Copy each line exactly. Leave nothing out.

● **Figure data in JSON**:
────────────────────────────────────────

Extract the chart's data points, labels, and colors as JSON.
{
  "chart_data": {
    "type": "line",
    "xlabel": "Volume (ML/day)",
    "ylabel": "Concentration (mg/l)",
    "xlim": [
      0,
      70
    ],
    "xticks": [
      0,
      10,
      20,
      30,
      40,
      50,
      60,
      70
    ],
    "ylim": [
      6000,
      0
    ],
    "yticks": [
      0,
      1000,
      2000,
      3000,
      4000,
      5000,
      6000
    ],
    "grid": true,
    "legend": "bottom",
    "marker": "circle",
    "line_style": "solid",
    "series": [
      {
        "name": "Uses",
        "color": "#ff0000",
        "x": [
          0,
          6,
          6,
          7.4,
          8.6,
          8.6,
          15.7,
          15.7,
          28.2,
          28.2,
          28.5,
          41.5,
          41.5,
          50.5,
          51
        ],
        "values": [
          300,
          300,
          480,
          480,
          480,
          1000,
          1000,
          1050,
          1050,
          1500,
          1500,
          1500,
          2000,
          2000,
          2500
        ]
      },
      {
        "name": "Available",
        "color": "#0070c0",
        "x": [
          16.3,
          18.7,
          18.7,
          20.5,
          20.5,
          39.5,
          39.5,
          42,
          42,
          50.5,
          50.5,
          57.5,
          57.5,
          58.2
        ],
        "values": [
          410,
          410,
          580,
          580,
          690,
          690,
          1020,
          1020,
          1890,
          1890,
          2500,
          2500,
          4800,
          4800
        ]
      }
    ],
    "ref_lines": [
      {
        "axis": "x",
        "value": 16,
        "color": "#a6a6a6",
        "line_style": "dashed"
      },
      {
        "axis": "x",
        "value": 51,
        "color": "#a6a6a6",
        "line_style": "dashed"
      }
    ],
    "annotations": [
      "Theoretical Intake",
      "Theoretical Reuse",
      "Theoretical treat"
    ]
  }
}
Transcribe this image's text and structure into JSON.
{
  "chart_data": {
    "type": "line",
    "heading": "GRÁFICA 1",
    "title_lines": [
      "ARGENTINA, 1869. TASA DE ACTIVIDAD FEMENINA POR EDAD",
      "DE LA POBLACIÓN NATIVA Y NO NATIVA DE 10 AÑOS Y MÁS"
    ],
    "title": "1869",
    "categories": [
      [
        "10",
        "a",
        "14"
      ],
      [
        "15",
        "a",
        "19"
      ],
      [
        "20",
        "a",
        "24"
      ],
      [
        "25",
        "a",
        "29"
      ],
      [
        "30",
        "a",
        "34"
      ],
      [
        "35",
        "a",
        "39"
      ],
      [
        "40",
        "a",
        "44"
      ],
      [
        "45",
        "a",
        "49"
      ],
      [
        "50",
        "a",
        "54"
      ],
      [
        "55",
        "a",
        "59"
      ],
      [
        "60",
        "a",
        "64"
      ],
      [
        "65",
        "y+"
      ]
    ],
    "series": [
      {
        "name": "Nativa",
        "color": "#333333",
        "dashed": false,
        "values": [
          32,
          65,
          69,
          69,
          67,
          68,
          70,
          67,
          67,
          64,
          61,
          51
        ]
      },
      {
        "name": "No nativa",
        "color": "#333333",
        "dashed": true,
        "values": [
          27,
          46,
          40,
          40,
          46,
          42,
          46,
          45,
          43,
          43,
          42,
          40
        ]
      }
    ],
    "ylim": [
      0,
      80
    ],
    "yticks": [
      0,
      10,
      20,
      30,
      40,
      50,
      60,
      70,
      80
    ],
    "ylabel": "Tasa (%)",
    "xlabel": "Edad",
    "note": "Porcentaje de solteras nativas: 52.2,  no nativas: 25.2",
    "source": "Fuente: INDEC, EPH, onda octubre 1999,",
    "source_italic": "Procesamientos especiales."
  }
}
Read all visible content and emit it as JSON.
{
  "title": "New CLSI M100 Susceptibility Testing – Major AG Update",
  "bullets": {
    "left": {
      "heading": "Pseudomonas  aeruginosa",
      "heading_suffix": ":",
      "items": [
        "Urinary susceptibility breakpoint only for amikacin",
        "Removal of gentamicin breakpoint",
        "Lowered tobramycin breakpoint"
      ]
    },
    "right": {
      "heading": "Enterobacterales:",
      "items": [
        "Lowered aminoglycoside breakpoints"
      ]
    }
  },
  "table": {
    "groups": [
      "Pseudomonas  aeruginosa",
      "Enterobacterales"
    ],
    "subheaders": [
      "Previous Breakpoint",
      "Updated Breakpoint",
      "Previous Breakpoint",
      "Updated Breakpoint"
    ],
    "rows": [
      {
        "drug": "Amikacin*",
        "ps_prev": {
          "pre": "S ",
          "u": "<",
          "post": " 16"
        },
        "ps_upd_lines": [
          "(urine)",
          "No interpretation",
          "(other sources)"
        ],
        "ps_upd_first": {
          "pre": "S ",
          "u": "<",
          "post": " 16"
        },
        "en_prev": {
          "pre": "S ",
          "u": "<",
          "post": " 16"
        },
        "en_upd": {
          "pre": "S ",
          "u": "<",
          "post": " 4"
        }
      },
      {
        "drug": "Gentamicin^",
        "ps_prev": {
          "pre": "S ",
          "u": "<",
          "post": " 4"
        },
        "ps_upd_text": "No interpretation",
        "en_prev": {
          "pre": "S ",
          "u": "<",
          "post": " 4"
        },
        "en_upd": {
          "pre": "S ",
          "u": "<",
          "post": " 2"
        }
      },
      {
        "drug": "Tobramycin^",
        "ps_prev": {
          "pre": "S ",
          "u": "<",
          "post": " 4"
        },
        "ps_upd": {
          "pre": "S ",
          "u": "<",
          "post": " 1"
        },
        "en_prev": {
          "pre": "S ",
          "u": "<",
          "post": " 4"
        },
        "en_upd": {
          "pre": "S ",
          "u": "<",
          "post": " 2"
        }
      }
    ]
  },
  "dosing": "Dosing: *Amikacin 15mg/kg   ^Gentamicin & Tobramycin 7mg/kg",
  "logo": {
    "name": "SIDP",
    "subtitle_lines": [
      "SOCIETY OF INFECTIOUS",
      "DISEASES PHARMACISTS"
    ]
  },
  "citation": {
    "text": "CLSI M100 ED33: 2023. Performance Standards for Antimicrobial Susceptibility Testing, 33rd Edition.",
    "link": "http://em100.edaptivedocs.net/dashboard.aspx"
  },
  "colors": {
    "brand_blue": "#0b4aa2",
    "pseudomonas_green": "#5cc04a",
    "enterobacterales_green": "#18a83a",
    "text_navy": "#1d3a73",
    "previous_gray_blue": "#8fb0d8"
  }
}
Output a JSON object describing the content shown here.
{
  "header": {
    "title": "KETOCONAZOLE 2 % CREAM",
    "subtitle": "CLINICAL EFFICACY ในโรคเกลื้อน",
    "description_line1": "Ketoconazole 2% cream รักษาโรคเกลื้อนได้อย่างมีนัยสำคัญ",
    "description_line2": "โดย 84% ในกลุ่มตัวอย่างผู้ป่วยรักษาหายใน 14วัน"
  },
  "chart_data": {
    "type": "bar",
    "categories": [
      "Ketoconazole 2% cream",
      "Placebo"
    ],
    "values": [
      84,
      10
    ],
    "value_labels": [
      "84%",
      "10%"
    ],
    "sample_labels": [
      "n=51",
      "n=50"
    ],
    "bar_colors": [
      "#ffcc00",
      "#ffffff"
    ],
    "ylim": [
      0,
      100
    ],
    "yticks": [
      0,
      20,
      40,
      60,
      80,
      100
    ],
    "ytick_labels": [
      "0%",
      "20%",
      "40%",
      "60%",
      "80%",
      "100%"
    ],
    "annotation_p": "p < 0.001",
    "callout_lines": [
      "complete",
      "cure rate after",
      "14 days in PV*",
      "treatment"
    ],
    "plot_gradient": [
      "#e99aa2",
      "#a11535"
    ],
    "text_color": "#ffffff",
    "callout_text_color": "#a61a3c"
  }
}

────────────────────────────────────────

● **SOLUTION FOR THIS PROBLEM**:
Extract the chart's data points, labels, and colors as JSON.
{
  "chart_data": {
    "type": "line",
    "xlabel": "Volume (ML/day)",
    "ylabel": "Concentration (mg/l)",
    "xlim": [
      0,
      70
    ],
    "xticks": [
      0,
      10,
      20,
      30,
      40,
      50,
      60,
      70
    ],
    "ylim": [
      6000,
      0
    ],
    "yticks": [
      0,
      1000,
      2000,
      3000,
      4000,
      5000,
      6000
    ],
    "grid": true,
    "legend": "bottom",
    "marker": "circle",
    "line_style": "solid",
    "series": [
      {
        "name": "Uses",
        "color": "#ff0000",
        "x": [
          0,
          6,
          6,
          7.4,
          8.6,
          8.6,
          15.7,
          15.7,
          28.2,
          28.2,
          28.5,
          41.5,
          41.5,
          50.5,
          51
        ],
        "values": [
          300,
          300,
          480,
          480,
          480,
          1000,
          1000,
          1050,
          1050,
          1500,
          1500,
          1500,
          2000,
          2000,
          2500
        ]
      },
      {
        "name": "Available",
        "color": "#0070c0",
        "x": [
          16.3,
          18.7,
          18.7,
          20.5,
          20.5,
          39.5,
          39.5,
          42,
          42,
          50.5,
          50.5,
          57.5,
          57.5,
          58.2
        ],
        "values": [
          410,
          410,
          580,
          580,
          690,
          690,
          1020,
          1020,
          1890,
          1890,
          2500,
          2500,
          4800,
          4800
        ]
      }
    ],
    "ref_lines": [
      {
        "axis": "x",
        "value": 16,
        "color": "#a6a6a6",
        "line_style": "dashed"
      },
      {
        "axis": "x",
        "value": 51,
        "color": "#a6a6a6",
        "line_style": "dashed"
      }
    ],
    "annotations": [
      "Theoretical Intake",
      "Theoretical Reuse",
      "Theoretical treat"
    ]
  }
}
Transcribe this image's text and structure into JSON.
{
  "chart_data": {
    "type": "line",
    "heading": "GRÁFICA 1",
    "title_lines": [
      "ARGENTINA, 1869. TASA DE ACTIVIDAD FEMENINA POR EDAD",
      "DE LA POBLACIÓN NATIVA Y NO NATIVA DE 10 AÑOS Y MÁS"
    ],
    "title": "1869",
    "categories": [
      [
        "10",
        "a",
        "14"
      ],
      [
        "15",
        "a",
        "19"
      ],
      [
        "20",
        "a",
        "24"
      ],
      [
        "25",
        "a",
        "29"
      ],
      [
        "30",
        "a",
        "34"
      ],
      [
        "35",
        "a",
        "39"
      ],
      [
        "40",
        "a",
        "44"
      ],
      [
        "45",
        "a",
        "49"
      ],
      [
        "50",
        "a",
        "54"
      ],
      [
        "55",
        "a",
        "59"
      ],
      [
        "60",
        "a",
        "64"
      ],
      [
        "65",
        "y+"
      ]
    ],
    "series": [
      {
        "name": "Nativa",
        "color": "#333333",
        "dashed": false,
        "values": [
          32,
          65,
          69,
          69,
          67,
          68,
          70,
          67,
          67,
          64,
          61,
          51
        ]
      },
      {
        "name": "No nativa",
        "color": "#333333",
        "dashed": true,
        "values": [
          27,
          46,
          40,
          40,
          46,
          42,
          46,
          45,
          43,
          43,
          42,
          40
        ]
      }
    ],
    "ylim": [
      0,
      80
    ],
    "yticks": [
      0,
      10,
      20,
      30,
      40,
      50,
      60,
      70,
      80
    ],
    "ylabel": "Tasa (%)",
    "xlabel": "Edad",
    "note": "Porcentaje de solteras nativas: 52.2,  no nativas: 25.2",
    "source": "Fuente: INDEC, EPH, onda octubre 1999,",
    "source_italic": "Procesamientos especiales."
  }
}
Read all visible content and emit it as JSON.
{
  "title": "New CLSI M100 Susceptibility Testing – Major AG Update",
  "bullets": {
    "left": {
      "heading": "Pseudomonas  aeruginosa",
      "heading_suffix": ":",
      "items": [
        "Urinary susceptibility breakpoint only for amikacin",
        "Removal of gentamicin breakpoint",
        "Lowered tobramycin breakpoint"
      ]
    },
    "right": {
      "heading": "Enterobacterales:",
      "items": [
        "Lowered aminoglycoside breakpoints"
      ]
    }
  },
  "table": {
    "groups": [
      "Pseudomonas  aeruginosa",
      "Enterobacterales"
    ],
    "subheaders": [
      "Previous Breakpoint",
      "Updated Breakpoint",
      "Previous Breakpoint",
      "Updated Breakpoint"
    ],
    "rows": [
      {
        "drug": "Amikacin*",
        "ps_prev": {
          "pre": "S ",
          "u": "<",
          "post": " 16"
        },
        "ps_upd_lines": [
          "(urine)",
          "No interpretation",
          "(other sources)"
        ],
        "ps_upd_first": {
          "pre": "S ",
          "u": "<",
          "post": " 16"
        },
        "en_prev": {
          "pre": "S ",
          "u": "<",
          "post": " 16"
        },
        "en_upd": {
          "pre": "S ",
          "u": "<",
          "post": " 4"
        }
      },
      {
        "drug": "Gentamicin^",
        "ps_prev": {
          "pre": "S ",
          "u": "<",
          "post": " 4"
        },
        "ps_upd_text": "No interpretation",
        "en_prev": {
          "pre": "S ",
          "u": "<",
          "post": " 4"
        },
        "en_upd": {
          "pre": "S ",
          "u": "<",
          "post": " 2"
        }
      },
      {
        "drug": "Tobramycin^",
        "ps_prev": {
          "pre": "S ",
          "u": "<",
          "post": " 4"
        },
        "ps_upd": {
          "pre": "S ",
          "u": "<",
          "post": " 1"
        },
        "en_prev": {
          "pre": "S ",
          "u": "<",
          "post": " 4"
        },
        "en_upd": {
          "pre": "S ",
          "u": "<",
          "post": " 2"
        }
      }
    ]
  },
  "dosing": "Dosing: *Amikacin 15mg/kg   ^Gentamicin & Tobramycin 7mg/kg",
  "logo": {
    "name": "SIDP",
    "subtitle_lines": [
      "SOCIETY OF INFECTIOUS",
      "DISEASES PHARMACISTS"
    ]
  },
  "citation": {
    "text": "CLSI M100 ED33: 2023. Performance Standards for Antimicrobial Susceptibility Testing, 33rd Edition.",
    "link": "http://em100.edaptivedocs.net/dashboard.aspx"
  },
  "colors": {
    "brand_blue": "#0b4aa2",
    "pseudomonas_green": "#5cc04a",
    "enterobacterales_green": "#18a83a",
    "text_navy": "#1d3a73",
    "previous_gray_blue": "#8fb0d8"
  }
}
Output a JSON object describing the content shown here.
{
  "header": {
    "title": "KETOCONAZOLE 2 % CREAM",
    "subtitle": "CLINICAL EFFICACY ในโรคเกลื้อน",
    "description_line1": "Ketoconazole 2% cream รักษาโรคเกลื้อนได้อย่างมีนัยสำคัญ",
    "description_line2": "โดย 84% ในกลุ่มตัวอย่างผู้ป่วยรักษาหายใน 14วัน"
  },
  "chart_data": {
    "type": "bar",
    "categories": [
      "Ketoconazole 2% cream",
      "Placebo"
    ],
    "values": [
      84,
      10
    ],
    "value_labels": [
      "84%",
      "10%"
    ],
    "sample_labels": [
      "n=51",
      "n=50"
    ],
    "bar_colors": [
      "#ffcc00",
      "#ffffff"
    ],
    "ylim": [
      0,
      100
    ],
    "yticks": [
      0,
      20,
      40,
      60,
      80,
      100
    ],
    "ytick_labels": [
      "0%",
      "20%",
      "40%",
      "60%",
      "80%",
      "100%"
    ],
    "annotation_p": "p < 0.001",
    "callout_lines": [
      "complete",
      "cure rate after",
      "14 days in PV*",
      "treatment"
    ],
    "plot_gradient": [
      "#e99aa2",
      "#a11535"
    ],
    "text_color": "#ffffff",
    "callout_text_color": "#a61a3c"
  }
}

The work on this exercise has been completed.